(Records to use)

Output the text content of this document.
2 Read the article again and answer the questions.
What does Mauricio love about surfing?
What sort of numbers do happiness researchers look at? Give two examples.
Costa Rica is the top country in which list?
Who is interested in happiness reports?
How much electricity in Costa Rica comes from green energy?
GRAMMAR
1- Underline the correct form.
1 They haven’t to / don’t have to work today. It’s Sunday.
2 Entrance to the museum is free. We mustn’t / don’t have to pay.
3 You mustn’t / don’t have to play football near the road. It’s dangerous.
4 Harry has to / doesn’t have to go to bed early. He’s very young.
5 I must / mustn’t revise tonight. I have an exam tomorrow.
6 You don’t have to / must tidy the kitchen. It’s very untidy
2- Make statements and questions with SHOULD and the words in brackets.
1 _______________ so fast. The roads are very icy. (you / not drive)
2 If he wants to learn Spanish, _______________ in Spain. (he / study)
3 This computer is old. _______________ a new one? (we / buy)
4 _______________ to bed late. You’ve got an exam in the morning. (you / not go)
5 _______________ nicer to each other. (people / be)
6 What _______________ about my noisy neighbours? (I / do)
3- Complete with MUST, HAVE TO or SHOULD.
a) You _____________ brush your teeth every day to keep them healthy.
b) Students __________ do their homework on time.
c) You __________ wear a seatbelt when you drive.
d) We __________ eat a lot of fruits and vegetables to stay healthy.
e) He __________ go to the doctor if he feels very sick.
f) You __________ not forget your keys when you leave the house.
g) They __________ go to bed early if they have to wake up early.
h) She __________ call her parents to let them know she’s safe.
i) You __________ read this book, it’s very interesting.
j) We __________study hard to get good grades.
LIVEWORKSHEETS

(The task) Scan the records for the string "What". Copy each line in which it appears.

(Task response)
What does Mauricio love about surfing?
What sort of numbers do happiness researchers look at? Give two examples.
6 What _______________ about my noisy neighbours? (I / do)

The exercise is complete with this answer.